### Instructions for the task
From the listing below, return each line that includes "image".

## begin

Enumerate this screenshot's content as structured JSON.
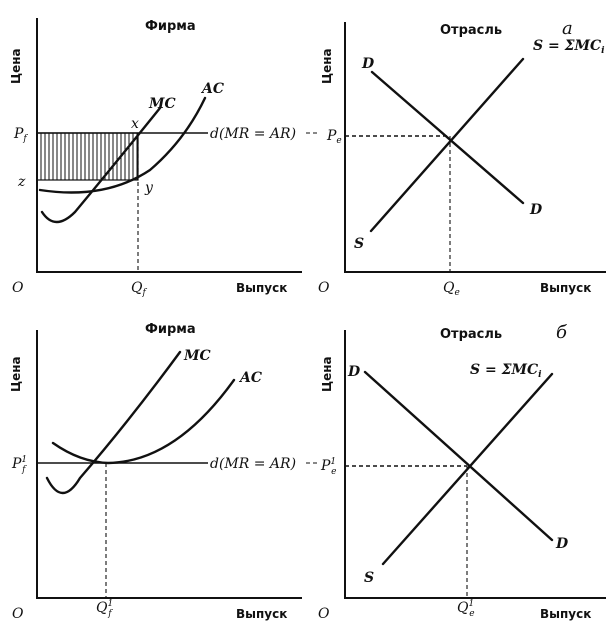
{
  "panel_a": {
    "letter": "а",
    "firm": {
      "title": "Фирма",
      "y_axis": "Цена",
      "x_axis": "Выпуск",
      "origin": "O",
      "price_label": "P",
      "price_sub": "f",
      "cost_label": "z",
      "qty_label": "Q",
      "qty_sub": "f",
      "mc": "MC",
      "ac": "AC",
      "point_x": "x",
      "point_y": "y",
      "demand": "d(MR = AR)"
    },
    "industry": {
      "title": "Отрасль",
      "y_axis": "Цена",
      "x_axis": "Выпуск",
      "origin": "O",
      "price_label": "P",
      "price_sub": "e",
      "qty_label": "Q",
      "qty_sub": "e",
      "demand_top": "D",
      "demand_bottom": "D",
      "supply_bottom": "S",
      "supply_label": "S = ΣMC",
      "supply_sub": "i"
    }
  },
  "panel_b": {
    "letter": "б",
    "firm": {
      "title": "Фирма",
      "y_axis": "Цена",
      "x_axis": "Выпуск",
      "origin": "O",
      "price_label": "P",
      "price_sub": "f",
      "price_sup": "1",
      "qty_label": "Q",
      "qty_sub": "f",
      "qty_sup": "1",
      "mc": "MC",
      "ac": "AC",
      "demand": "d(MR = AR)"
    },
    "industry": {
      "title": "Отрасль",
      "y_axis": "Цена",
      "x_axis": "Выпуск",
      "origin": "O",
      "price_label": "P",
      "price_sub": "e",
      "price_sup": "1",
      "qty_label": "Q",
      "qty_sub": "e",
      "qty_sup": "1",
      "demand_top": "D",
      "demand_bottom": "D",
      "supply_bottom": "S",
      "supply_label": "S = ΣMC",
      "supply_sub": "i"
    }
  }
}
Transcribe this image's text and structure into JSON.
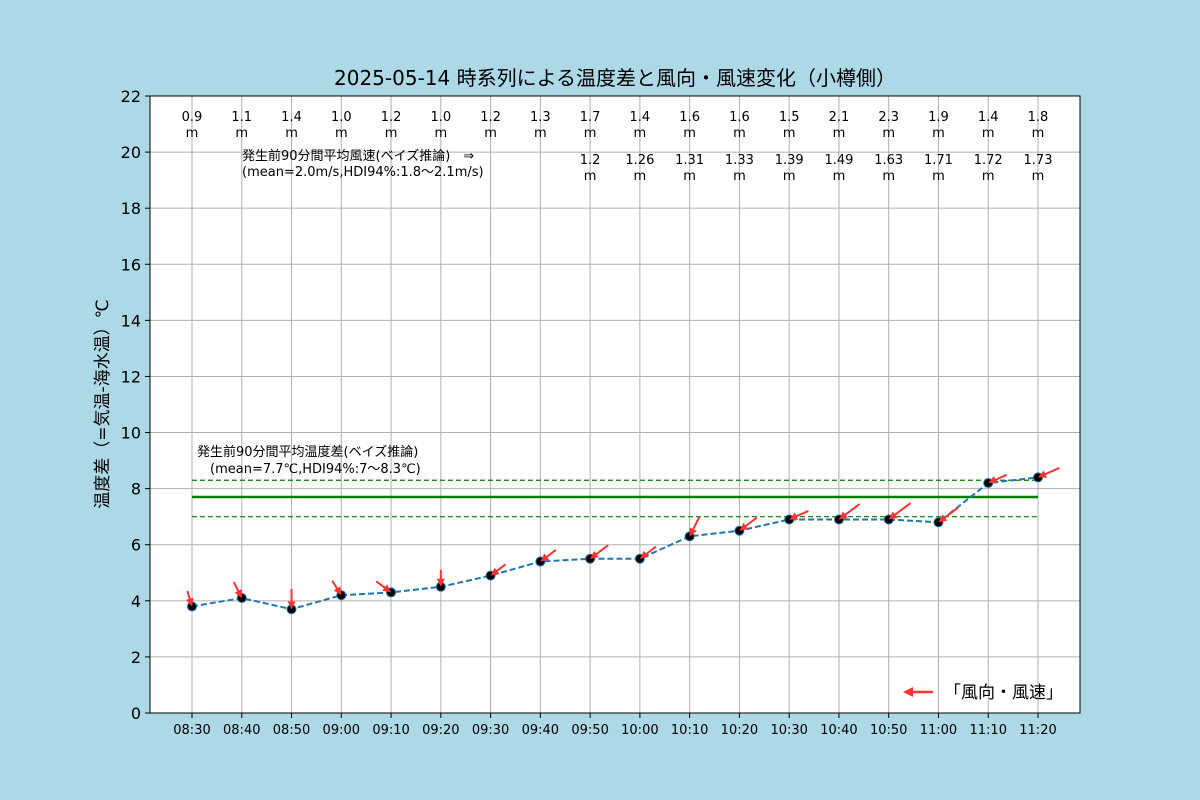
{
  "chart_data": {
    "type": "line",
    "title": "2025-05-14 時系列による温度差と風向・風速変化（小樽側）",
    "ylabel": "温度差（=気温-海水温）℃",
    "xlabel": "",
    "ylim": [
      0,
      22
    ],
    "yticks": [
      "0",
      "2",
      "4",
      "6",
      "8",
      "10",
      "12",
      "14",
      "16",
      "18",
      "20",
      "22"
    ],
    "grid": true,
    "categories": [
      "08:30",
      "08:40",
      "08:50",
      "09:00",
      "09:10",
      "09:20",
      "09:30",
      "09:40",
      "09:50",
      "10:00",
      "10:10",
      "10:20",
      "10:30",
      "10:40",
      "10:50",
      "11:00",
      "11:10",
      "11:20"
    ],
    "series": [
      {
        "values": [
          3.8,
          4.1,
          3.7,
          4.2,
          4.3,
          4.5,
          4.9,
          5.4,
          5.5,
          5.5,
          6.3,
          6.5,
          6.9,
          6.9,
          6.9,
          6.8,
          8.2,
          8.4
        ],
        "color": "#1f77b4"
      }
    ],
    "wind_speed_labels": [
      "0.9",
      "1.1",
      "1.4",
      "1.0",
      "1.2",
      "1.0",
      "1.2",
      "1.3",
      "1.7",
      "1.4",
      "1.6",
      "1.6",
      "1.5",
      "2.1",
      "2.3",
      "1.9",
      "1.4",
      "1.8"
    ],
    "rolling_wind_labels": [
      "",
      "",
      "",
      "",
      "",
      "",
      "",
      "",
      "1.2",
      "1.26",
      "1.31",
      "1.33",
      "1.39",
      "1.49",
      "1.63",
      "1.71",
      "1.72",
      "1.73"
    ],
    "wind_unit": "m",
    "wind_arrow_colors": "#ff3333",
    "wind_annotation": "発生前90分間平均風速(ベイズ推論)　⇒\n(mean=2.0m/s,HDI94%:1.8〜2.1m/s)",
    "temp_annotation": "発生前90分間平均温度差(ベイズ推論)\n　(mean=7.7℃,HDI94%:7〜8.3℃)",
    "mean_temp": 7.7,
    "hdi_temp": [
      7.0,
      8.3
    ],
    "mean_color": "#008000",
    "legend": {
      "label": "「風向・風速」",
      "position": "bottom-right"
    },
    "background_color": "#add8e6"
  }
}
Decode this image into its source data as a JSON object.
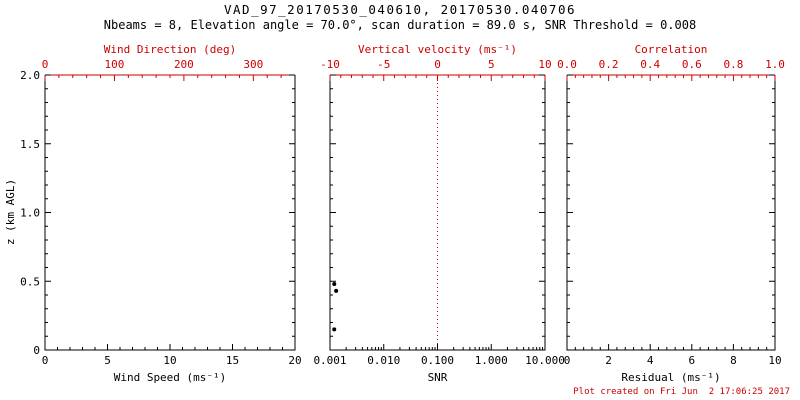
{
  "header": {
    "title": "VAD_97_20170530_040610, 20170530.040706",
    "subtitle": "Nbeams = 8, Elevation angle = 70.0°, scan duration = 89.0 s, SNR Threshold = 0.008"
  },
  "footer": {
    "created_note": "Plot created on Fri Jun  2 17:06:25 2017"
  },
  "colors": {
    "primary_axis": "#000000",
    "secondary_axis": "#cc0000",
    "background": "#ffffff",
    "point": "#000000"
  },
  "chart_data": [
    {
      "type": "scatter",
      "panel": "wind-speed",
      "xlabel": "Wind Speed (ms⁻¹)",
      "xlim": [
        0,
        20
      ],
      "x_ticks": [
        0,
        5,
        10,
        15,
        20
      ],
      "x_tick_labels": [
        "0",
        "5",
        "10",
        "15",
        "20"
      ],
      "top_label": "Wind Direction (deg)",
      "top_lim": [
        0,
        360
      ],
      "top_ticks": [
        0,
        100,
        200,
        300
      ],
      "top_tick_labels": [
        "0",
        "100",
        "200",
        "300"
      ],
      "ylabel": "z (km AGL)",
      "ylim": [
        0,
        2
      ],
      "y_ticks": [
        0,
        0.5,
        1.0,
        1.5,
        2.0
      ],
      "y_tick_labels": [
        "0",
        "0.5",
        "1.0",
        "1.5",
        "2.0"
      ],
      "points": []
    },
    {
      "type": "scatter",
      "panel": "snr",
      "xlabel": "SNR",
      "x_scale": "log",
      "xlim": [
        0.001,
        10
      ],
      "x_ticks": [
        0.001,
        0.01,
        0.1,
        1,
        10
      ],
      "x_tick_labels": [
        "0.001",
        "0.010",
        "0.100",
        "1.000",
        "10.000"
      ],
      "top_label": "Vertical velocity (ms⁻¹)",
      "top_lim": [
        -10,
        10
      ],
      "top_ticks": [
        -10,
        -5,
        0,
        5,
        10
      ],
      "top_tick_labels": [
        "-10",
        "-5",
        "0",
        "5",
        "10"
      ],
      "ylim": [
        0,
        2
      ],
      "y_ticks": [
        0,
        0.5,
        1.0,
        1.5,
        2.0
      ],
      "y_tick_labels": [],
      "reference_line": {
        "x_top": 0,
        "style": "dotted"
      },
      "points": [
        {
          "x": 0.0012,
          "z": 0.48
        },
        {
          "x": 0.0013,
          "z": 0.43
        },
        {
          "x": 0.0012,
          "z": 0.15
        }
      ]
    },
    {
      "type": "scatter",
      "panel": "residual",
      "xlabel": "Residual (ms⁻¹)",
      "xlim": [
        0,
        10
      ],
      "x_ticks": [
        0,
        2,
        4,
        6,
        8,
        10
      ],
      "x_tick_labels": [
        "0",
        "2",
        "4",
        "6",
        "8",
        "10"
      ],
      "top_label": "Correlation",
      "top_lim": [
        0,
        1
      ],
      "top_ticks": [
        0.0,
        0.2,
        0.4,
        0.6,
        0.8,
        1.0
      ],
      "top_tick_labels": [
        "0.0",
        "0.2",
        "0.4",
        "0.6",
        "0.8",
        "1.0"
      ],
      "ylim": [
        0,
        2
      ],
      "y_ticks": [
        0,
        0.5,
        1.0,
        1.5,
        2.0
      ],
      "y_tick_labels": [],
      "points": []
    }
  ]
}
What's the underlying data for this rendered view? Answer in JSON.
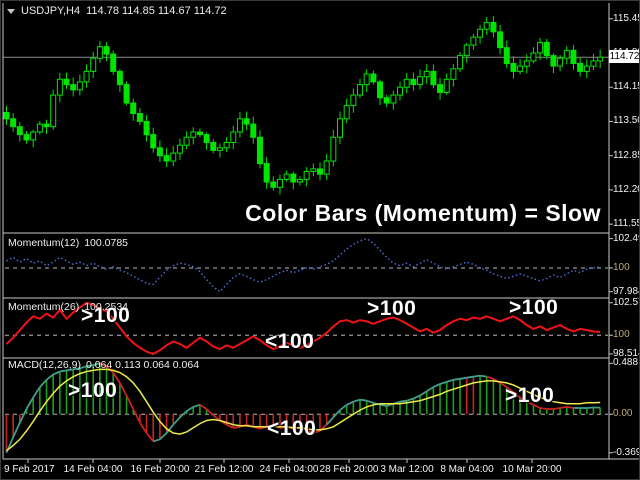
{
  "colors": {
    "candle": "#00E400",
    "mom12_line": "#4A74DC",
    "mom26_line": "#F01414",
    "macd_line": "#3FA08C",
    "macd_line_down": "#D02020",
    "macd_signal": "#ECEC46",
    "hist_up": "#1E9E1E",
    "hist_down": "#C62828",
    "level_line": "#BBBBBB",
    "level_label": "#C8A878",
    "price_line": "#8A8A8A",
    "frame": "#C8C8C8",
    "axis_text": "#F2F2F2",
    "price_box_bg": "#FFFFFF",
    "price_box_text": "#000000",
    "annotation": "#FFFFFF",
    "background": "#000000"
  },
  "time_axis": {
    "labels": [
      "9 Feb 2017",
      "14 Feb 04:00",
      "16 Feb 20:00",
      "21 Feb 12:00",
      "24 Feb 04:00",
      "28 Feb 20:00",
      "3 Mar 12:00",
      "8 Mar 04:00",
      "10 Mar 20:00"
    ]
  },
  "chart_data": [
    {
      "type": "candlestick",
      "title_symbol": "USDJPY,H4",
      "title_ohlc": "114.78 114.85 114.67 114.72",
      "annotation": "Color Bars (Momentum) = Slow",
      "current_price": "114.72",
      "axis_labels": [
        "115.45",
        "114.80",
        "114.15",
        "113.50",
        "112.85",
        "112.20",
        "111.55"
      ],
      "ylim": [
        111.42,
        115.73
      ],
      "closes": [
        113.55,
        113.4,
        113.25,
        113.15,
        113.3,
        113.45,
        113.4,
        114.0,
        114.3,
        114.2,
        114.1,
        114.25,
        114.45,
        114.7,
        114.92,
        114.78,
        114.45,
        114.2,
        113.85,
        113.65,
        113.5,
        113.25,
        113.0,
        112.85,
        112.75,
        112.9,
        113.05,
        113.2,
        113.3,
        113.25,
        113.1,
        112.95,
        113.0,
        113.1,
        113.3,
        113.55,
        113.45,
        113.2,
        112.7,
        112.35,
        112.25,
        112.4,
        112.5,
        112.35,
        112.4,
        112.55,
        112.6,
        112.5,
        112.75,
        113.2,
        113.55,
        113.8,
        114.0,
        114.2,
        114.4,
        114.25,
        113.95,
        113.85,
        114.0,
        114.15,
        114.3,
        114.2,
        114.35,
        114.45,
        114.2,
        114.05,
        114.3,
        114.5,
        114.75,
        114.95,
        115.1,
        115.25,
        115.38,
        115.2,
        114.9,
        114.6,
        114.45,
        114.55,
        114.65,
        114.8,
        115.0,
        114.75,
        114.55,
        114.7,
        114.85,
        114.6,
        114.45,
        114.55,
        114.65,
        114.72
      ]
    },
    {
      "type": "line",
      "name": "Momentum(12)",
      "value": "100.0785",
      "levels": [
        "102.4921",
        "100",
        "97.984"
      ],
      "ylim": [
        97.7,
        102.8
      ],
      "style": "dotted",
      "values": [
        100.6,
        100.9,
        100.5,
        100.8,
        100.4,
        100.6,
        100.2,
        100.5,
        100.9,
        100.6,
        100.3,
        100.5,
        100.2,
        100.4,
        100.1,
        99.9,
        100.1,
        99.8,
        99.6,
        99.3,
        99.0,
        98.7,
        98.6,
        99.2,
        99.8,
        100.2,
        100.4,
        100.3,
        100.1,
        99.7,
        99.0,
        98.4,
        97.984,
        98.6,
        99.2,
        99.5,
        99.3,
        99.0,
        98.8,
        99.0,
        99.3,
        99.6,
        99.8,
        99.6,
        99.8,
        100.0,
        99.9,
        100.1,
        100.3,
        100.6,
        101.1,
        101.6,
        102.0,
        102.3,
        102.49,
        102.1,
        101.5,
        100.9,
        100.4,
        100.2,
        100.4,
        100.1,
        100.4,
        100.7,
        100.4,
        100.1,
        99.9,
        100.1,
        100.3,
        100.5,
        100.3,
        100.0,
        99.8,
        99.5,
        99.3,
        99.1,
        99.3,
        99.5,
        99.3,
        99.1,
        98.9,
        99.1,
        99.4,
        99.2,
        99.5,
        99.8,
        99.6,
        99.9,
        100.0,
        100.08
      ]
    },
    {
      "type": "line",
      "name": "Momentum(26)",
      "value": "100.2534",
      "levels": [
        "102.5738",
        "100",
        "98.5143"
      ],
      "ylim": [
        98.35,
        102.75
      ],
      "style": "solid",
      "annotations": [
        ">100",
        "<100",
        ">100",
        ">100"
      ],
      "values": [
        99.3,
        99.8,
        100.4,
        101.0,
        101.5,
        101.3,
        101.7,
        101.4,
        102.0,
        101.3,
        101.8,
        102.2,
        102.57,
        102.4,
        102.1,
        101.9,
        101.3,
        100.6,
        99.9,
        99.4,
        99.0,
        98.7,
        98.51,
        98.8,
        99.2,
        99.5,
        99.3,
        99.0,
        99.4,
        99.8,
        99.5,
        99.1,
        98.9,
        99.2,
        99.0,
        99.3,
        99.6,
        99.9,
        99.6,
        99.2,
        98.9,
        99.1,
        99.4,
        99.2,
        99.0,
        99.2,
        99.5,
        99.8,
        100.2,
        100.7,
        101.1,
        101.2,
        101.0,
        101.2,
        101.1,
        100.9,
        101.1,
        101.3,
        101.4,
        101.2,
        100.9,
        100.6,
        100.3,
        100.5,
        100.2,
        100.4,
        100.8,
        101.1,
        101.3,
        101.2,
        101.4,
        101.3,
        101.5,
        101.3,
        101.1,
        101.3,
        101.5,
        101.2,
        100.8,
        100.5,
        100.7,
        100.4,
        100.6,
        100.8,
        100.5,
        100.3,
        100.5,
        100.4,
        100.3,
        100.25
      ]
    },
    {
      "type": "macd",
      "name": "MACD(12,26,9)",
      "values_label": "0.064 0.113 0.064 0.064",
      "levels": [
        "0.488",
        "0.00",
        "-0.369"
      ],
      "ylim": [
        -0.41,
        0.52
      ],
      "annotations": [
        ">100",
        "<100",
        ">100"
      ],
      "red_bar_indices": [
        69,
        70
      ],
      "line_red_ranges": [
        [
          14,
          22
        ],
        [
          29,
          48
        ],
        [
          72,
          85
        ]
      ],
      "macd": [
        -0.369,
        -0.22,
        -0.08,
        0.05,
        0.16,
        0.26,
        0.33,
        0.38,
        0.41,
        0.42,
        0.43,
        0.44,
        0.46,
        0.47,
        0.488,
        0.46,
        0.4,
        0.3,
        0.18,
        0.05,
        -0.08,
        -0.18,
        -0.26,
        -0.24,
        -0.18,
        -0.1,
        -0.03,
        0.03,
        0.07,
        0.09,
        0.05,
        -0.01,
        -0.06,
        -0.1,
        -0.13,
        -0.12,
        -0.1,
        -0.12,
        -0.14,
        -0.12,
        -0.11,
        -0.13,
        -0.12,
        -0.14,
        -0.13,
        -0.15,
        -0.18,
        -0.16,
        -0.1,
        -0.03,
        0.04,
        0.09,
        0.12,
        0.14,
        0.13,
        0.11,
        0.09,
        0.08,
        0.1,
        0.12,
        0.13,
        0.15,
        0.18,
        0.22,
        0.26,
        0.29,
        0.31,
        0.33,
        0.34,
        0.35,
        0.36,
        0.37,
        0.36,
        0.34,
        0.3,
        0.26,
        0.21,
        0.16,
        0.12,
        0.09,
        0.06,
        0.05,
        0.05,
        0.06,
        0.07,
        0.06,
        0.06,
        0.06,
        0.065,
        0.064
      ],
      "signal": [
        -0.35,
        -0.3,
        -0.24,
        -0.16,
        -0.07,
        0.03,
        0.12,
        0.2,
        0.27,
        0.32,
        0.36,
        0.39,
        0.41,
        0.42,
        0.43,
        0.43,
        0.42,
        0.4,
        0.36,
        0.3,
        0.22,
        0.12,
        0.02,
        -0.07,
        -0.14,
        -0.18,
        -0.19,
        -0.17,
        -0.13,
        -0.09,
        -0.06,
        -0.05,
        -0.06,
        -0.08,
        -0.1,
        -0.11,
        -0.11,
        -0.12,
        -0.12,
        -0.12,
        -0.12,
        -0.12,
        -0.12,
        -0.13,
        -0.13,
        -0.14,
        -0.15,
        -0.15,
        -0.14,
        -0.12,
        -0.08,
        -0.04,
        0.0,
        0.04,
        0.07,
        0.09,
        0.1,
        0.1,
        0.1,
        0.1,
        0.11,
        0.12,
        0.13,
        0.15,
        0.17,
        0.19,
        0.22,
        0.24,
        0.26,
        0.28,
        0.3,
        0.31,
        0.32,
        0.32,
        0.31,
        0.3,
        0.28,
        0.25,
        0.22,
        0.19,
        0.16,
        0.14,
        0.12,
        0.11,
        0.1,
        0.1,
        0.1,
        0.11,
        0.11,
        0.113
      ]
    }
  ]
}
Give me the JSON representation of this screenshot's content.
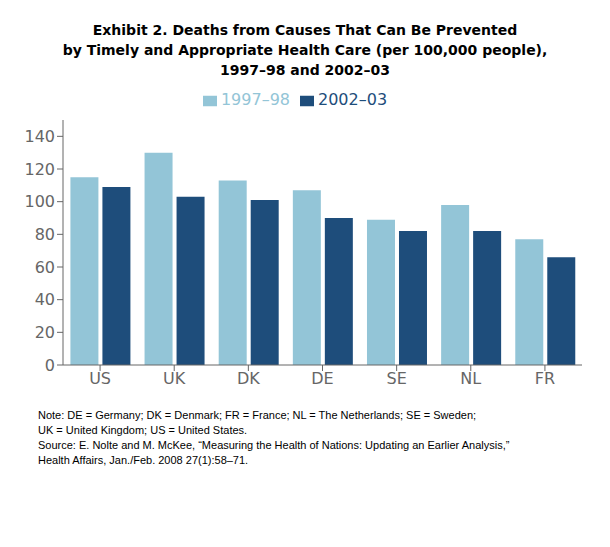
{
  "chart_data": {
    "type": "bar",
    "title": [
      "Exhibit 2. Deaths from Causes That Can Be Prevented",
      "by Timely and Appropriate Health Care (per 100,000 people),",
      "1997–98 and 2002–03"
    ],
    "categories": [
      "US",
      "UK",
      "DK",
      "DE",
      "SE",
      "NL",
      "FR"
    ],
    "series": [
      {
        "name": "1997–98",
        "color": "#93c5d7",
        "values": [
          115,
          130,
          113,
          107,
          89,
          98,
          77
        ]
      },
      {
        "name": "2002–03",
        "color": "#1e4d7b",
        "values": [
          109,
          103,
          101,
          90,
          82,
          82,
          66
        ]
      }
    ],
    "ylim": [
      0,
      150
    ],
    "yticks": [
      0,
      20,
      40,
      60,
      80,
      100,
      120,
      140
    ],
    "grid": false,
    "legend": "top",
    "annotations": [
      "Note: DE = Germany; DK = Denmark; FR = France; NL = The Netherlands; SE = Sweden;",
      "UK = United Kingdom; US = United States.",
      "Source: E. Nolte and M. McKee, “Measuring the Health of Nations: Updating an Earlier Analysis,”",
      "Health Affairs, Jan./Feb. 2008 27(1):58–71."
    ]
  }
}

## end

### Answer to this exercise
Transcribe this image's text and structure into JSON.
Decode this image into its source data as a JSON object.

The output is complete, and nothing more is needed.